▶ _RECORDS PROVIDED_
▽
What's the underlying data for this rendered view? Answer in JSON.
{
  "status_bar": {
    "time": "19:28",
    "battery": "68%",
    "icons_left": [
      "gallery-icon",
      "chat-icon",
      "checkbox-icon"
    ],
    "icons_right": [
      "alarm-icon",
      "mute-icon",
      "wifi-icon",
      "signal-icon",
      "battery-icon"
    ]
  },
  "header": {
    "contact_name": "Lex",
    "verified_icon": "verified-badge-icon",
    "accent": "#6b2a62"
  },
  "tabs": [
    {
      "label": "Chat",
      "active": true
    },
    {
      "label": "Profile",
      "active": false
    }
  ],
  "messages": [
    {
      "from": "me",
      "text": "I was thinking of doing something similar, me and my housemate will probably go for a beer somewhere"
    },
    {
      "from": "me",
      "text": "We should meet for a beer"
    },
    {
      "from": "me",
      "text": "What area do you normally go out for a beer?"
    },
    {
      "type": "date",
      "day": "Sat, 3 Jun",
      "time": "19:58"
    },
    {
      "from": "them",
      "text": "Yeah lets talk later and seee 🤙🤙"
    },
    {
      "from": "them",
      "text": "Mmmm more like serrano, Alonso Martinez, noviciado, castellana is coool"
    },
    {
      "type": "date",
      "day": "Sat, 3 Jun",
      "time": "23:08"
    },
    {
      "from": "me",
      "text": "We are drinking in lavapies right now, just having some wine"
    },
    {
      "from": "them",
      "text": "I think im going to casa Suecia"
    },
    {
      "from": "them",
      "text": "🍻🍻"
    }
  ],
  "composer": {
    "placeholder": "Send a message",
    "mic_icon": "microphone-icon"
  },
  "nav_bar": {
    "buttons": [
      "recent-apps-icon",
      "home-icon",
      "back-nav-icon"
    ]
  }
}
△
▶ _WORK REQUIRED_
Copy each line of the data that contains the word "beer".

▶ _SOLUTION FOR THIS PROBLEM_
      "text": "I was thinking of doing something similar, me and my housemate will probably go for a beer somewhere"
      "text": "We should meet for a beer"
      "text": "What area do you normally go out for a beer?"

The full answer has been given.